(Dataset entries)

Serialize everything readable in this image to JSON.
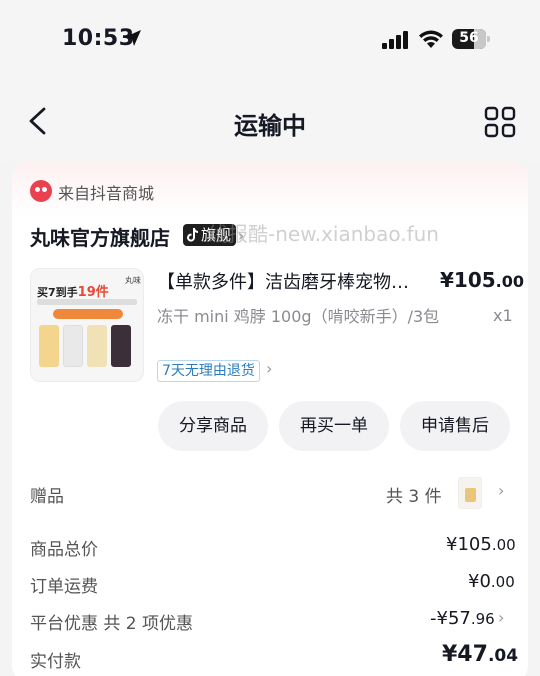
{
  "status_bar": {
    "time": "10:53",
    "battery": "56"
  },
  "nav": {
    "title": "运输中"
  },
  "order": {
    "source": "来自抖音商城",
    "store_name": "丸味官方旗舰店",
    "store_badge": "旗舰",
    "watermark": "线报酷-new.xianbao.fun",
    "product": {
      "title": "【单款多件】洁齿磨牙棒宠物…",
      "price_int": "¥105",
      "price_dec": ".00",
      "spec": "冻干 mini 鸡脖 100g（啃咬新手）/3包",
      "quantity": "x1",
      "return_tag": "7天无理由退货",
      "thumb_text_a": "买7到手",
      "thumb_text_b": "19件",
      "thumb_brand": "丸味"
    },
    "actions": [
      "分享商品",
      "再买一单",
      "申请售后"
    ]
  },
  "summary": {
    "gift_label": "赠品",
    "gift_count": "共 3 件",
    "total_label": "商品总价",
    "total_int": "¥105",
    "total_dec": ".00",
    "shipping_label": "订单运费",
    "shipping_int": "¥0",
    "shipping_dec": ".00",
    "discount_label": "平台优惠  共 2 项优惠",
    "discount_int": "-¥57",
    "discount_dec": ".96",
    "paid_label": "实付款",
    "paid_int": "¥47",
    "paid_dec": ".04"
  }
}
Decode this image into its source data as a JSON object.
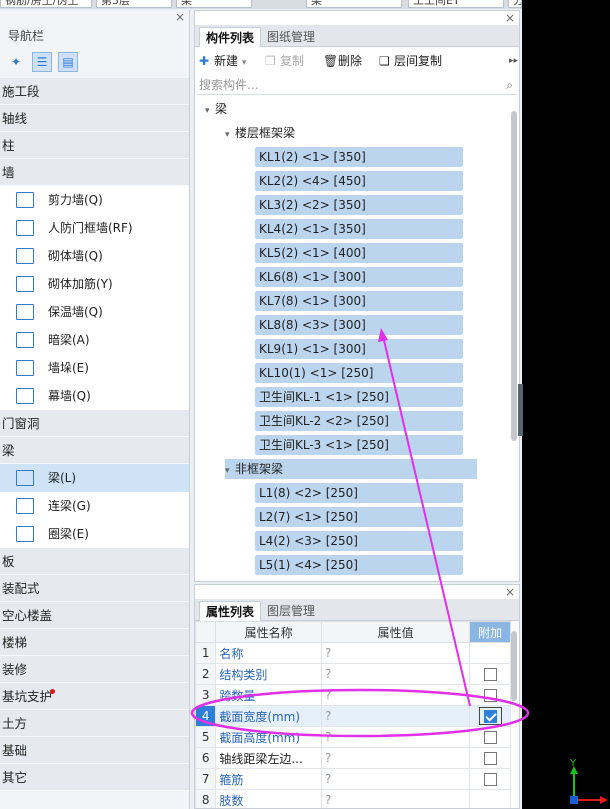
{
  "top_selectors": [
    "钢筋/房土/伪土",
    "第3层",
    "梁",
    "梁",
    "工工间ET",
    "分层1"
  ],
  "left_nav": {
    "title": "导航栏",
    "categories_before": [
      "施工段",
      "轴线",
      "柱",
      "墙"
    ],
    "wall_items": [
      "剪力墙(Q)",
      "人防门框墙(RF)",
      "砌体墙(Q)",
      "砌体加筋(Y)",
      "保温墙(Q)",
      "暗梁(A)",
      "墙垛(E)",
      "幕墙(Q)"
    ],
    "categories_mid": [
      "门窗洞",
      "梁"
    ],
    "beam_items": [
      "梁(L)",
      "连梁(G)",
      "圈梁(E)"
    ],
    "categories_after": [
      "板",
      "装配式",
      "空心楼盖",
      "楼梯",
      "装修",
      "基坑支护",
      "土方",
      "基础",
      "其它"
    ]
  },
  "component_panel": {
    "tabs": [
      "构件列表",
      "图纸管理"
    ],
    "toolbar": {
      "new": "新建",
      "copy": "复制",
      "delete": "删除",
      "floor_copy": "层间复制"
    },
    "search_placeholder": "搜索构件...",
    "tree": {
      "root": "梁",
      "group1": "楼层框架梁",
      "group1_items": [
        "KL1(2) <1> [350]",
        "KL2(2) <4> [450]",
        "KL3(2) <2> [350]",
        "KL4(2) <1> [350]",
        "KL5(2) <1> [400]",
        "KL6(8) <1> [300]",
        "KL7(8) <1> [300]",
        "KL8(8) <3> [300]",
        "KL9(1) <1> [300]",
        "KL10(1) <1> [250]",
        "卫生间KL-1 <1> [250]",
        "卫生间KL-2 <2> [250]",
        "卫生间KL-3 <1> [250]"
      ],
      "group2": "非框架梁",
      "group2_items": [
        "L1(8) <2> [250]",
        "L2(7) <1> [250]",
        "L4(2) <3> [250]",
        "L5(1) <4> [250]"
      ]
    }
  },
  "property_panel": {
    "tabs": [
      "属性列表",
      "图层管理"
    ],
    "headers": [
      "属性名称",
      "属性值",
      "附加"
    ],
    "rows": [
      {
        "num": "1",
        "name": "名称",
        "value": "?",
        "add": null
      },
      {
        "num": "2",
        "name": "结构类别",
        "value": "?",
        "add": false
      },
      {
        "num": "3",
        "name": "跨数量",
        "value": "?",
        "add": false
      },
      {
        "num": "4",
        "name": "截面宽度(mm)",
        "value": "?",
        "add": true
      },
      {
        "num": "5",
        "name": "截面高度(mm)",
        "value": "?",
        "add": false
      },
      {
        "num": "6",
        "name": "轴线距梁左边...",
        "value": "?",
        "add": false
      },
      {
        "num": "7",
        "name": "箍筋",
        "value": "?",
        "add": false
      },
      {
        "num": "8",
        "name": "肢数",
        "value": "?",
        "add": null
      }
    ]
  },
  "axis": {
    "y_label": "Y",
    "color_y": "#19c219",
    "color_x": "#e01919",
    "color_z": "#1a5bd6"
  },
  "colors": {
    "annotation": "#e030e8",
    "selection": "#bcd5ee",
    "accent": "#2e7fd8"
  }
}
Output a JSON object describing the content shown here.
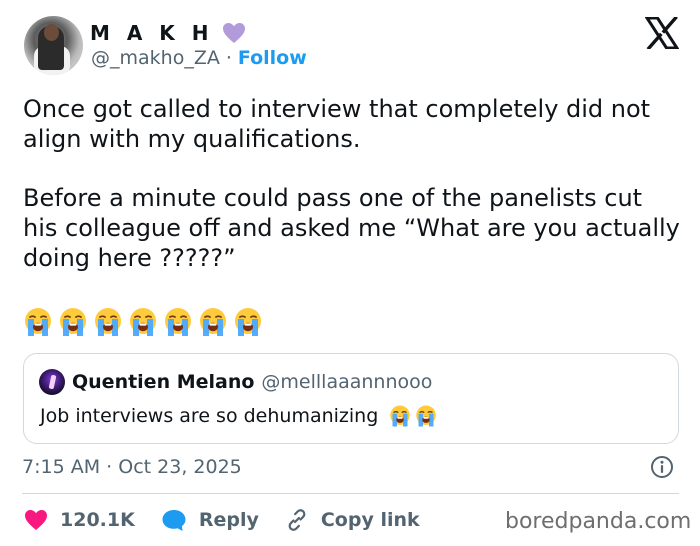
{
  "author": {
    "display_name": "M A K H",
    "handle": "@_makho_ZA",
    "separator": "·",
    "follow_label": "Follow",
    "heart_color": "#b19cd9"
  },
  "tweet": {
    "paragraphs": [
      "Once got called to interview that completely did not align with my qualifications.",
      "Before a minute could pass one of the panelists cut his colleague off and asked me “What are you actually doing here ?????”"
    ],
    "emoji_name": "loudly-crying-face",
    "emoji_count": 7
  },
  "quote": {
    "name": "Quentien Melano",
    "handle": "@melllaaannnooo",
    "text": "Job interviews are so dehumanizing",
    "emoji_count": 2
  },
  "meta": {
    "time": "7:15 AM",
    "separator": "·",
    "date": "Oct 23, 2025"
  },
  "actions": {
    "likes": "120.1K",
    "reply_label": "Reply",
    "copy_link_label": "Copy link"
  },
  "watermark": "boredpanda.com",
  "colors": {
    "link_blue": "#1d9bf0",
    "like_pink": "#f91880",
    "text_gray": "#536471"
  }
}
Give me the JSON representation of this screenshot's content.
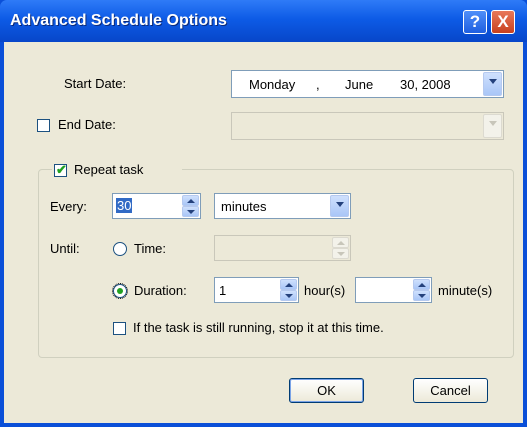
{
  "window": {
    "title": "Advanced Schedule Options",
    "help_glyph": "?",
    "close_glyph": "X"
  },
  "start_date": {
    "label": "Start Date:",
    "weekday": "Monday",
    "sep": ",",
    "month": "June",
    "day_year": "30, 2008"
  },
  "end_date": {
    "label": "End Date:",
    "checked": false,
    "value": ""
  },
  "repeat": {
    "label": "Repeat task",
    "checked": true,
    "every_label": "Every:",
    "every_value": "30",
    "unit_value": "minutes",
    "until_label": "Until:",
    "time_label": "Time:",
    "time_value": "",
    "duration_label": "Duration:",
    "hours_value": "1",
    "hours_label": "hour(s)",
    "minutes_value": "",
    "minutes_label": "minute(s)",
    "stop_label": "If the task is still running, stop it at this time.",
    "stop_checked": false
  },
  "buttons": {
    "ok": "OK",
    "cancel": "Cancel"
  },
  "colors": {
    "titlebar": "#0d5be6",
    "dialog_bg": "#ece9d8",
    "check_green": "#21a121",
    "selection": "#316ac5"
  }
}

> [WRITTEN PROBLEM]:
Reproduce every entry exactly, but omit each picture.

> [THE OUTPUT]:
Serialize everything readable in this image to JSON.
{
  "status_bar": {
    "time": "10:53",
    "battery": "56"
  },
  "nav": {
    "title": "运输中"
  },
  "order": {
    "source": "来自抖音商城",
    "store_name": "丸味官方旗舰店",
    "store_badge": "旗舰",
    "watermark": "线报酷-new.xianbao.fun",
    "product": {
      "title": "【单款多件】洁齿磨牙棒宠物…",
      "price_int": "¥105",
      "price_dec": ".00",
      "spec": "冻干 mini 鸡脖 100g（啃咬新手）/3包",
      "quantity": "x1",
      "return_tag": "7天无理由退货",
      "thumb_text_a": "买7到手",
      "thumb_text_b": "19件",
      "thumb_brand": "丸味"
    },
    "actions": [
      "分享商品",
      "再买一单",
      "申请售后"
    ]
  },
  "summary": {
    "gift_label": "赠品",
    "gift_count": "共 3 件",
    "total_label": "商品总价",
    "total_int": "¥105",
    "total_dec": ".00",
    "shipping_label": "订单运费",
    "shipping_int": "¥0",
    "shipping_dec": ".00",
    "discount_label": "平台优惠  共 2 项优惠",
    "discount_int": "-¥57",
    "discount_dec": ".96",
    "paid_label": "实付款",
    "paid_int": "¥47",
    "paid_dec": ".04"
  }
}
Decode this image into its source data as a JSON object.
{
  "top_selectors": [
    "钢筋/房土/伪土",
    "第3层",
    "梁",
    "梁",
    "工工间ET",
    "分层1"
  ],
  "left_nav": {
    "title": "导航栏",
    "categories_before": [
      "施工段",
      "轴线",
      "柱",
      "墙"
    ],
    "wall_items": [
      "剪力墙(Q)",
      "人防门框墙(RF)",
      "砌体墙(Q)",
      "砌体加筋(Y)",
      "保温墙(Q)",
      "暗梁(A)",
      "墙垛(E)",
      "幕墙(Q)"
    ],
    "categories_mid": [
      "门窗洞",
      "梁"
    ],
    "beam_items": [
      "梁(L)",
      "连梁(G)",
      "圈梁(E)"
    ],
    "categories_after": [
      "板",
      "装配式",
      "空心楼盖",
      "楼梯",
      "装修",
      "基坑支护",
      "土方",
      "基础",
      "其它"
    ]
  },
  "component_panel": {
    "tabs": [
      "构件列表",
      "图纸管理"
    ],
    "toolbar": {
      "new": "新建",
      "copy": "复制",
      "delete": "删除",
      "floor_copy": "层间复制"
    },
    "search_placeholder": "搜索构件...",
    "tree": {
      "root": "梁",
      "group1": "楼层框架梁",
      "group1_items": [
        "KL1(2) <1> [350]",
        "KL2(2) <4> [450]",
        "KL3(2) <2> [350]",
        "KL4(2) <1> [350]",
        "KL5(2) <1> [400]",
        "KL6(8) <1> [300]",
        "KL7(8) <1> [300]",
        "KL8(8) <3> [300]",
        "KL9(1) <1> [300]",
        "KL10(1) <1> [250]",
        "卫生间KL-1 <1> [250]",
        "卫生间KL-2 <2> [250]",
        "卫生间KL-3 <1> [250]"
      ],
      "group2": "非框架梁",
      "group2_items": [
        "L1(8) <2> [250]",
        "L2(7) <1> [250]",
        "L4(2) <3> [250]",
        "L5(1) <4> [250]"
      ]
    }
  },
  "property_panel": {
    "tabs": [
      "属性列表",
      "图层管理"
    ],
    "headers": [
      "属性名称",
      "属性值",
      "附加"
    ],
    "rows": [
      {
        "num": "1",
        "name": "名称",
        "value": "?",
        "add": null
      },
      {
        "num": "2",
        "name": "结构类别",
        "value": "?",
        "add": false
      },
      {
        "num": "3",
        "name": "跨数量",
        "value": "?",
        "add": false
      },
      {
        "num": "4",
        "name": "截面宽度(mm)",
        "value": "?",
        "add": true
      },
      {
        "num": "5",
        "name": "截面高度(mm)",
        "value": "?",
        "add": false
      },
      {
        "num": "6",
        "name": "轴线距梁左边...",
        "value": "?",
        "add": false
      },
      {
        "num": "7",
        "name": "箍筋",
        "value": "?",
        "add": false
      },
      {
        "num": "8",
        "name": "肢数",
        "value": "?",
        "add": null
      }
    ]
  },
  "axis": {
    "y_label": "Y",
    "color_y": "#19c219",
    "color_x": "#e01919",
    "color_z": "#1a5bd6"
  },
  "colors": {
    "annotation": "#e030e8",
    "selection": "#bcd5ee",
    "accent": "#2e7fd8"
  }
}
Output a JSON object describing the content shown here.
{
  "author": {
    "display_name": "M A K H",
    "handle": "@_makho_ZA",
    "separator": "·",
    "follow_label": "Follow",
    "heart_color": "#b19cd9"
  },
  "tweet": {
    "paragraphs": [
      "Once got called to interview that completely did not align with my qualifications.",
      "Before a minute could pass one of the panelists cut his colleague off and asked me “What are you actually doing here ?????”"
    ],
    "emoji_name": "loudly-crying-face",
    "emoji_count": 7
  },
  "quote": {
    "name": "Quentien Melano",
    "handle": "@melllaaannnooo",
    "text": "Job interviews are so dehumanizing",
    "emoji_count": 2
  },
  "meta": {
    "time": "7:15 AM",
    "separator": "·",
    "date": "Oct 23, 2025"
  },
  "actions": {
    "likes": "120.1K",
    "reply_label": "Reply",
    "copy_link_label": "Copy link"
  },
  "watermark": "boredpanda.com",
  "colors": {
    "link_blue": "#1d9bf0",
    "like_pink": "#f91880",
    "text_gray": "#536471"
  }
}
Give me the JSON representation of this screenshot's content.
{
  "window": {
    "title": "Advanced Schedule Options",
    "help_glyph": "?",
    "close_glyph": "X"
  },
  "start_date": {
    "label": "Start Date:",
    "weekday": "Monday",
    "sep": ",",
    "month": "June",
    "day_year": "30, 2008"
  },
  "end_date": {
    "label": "End Date:",
    "checked": false,
    "value": ""
  },
  "repeat": {
    "label": "Repeat task",
    "checked": true,
    "every_label": "Every:",
    "every_value": "30",
    "unit_value": "minutes",
    "until_label": "Until:",
    "time_label": "Time:",
    "time_value": "",
    "duration_label": "Duration:",
    "hours_value": "1",
    "hours_label": "hour(s)",
    "minutes_value": "",
    "minutes_label": "minute(s)",
    "stop_label": "If the task is still running, stop it at this time.",
    "stop_checked": false
  },
  "buttons": {
    "ok": "OK",
    "cancel": "Cancel"
  },
  "colors": {
    "titlebar": "#0d5be6",
    "dialog_bg": "#ece9d8",
    "check_green": "#21a121",
    "selection": "#316ac5"
  }
}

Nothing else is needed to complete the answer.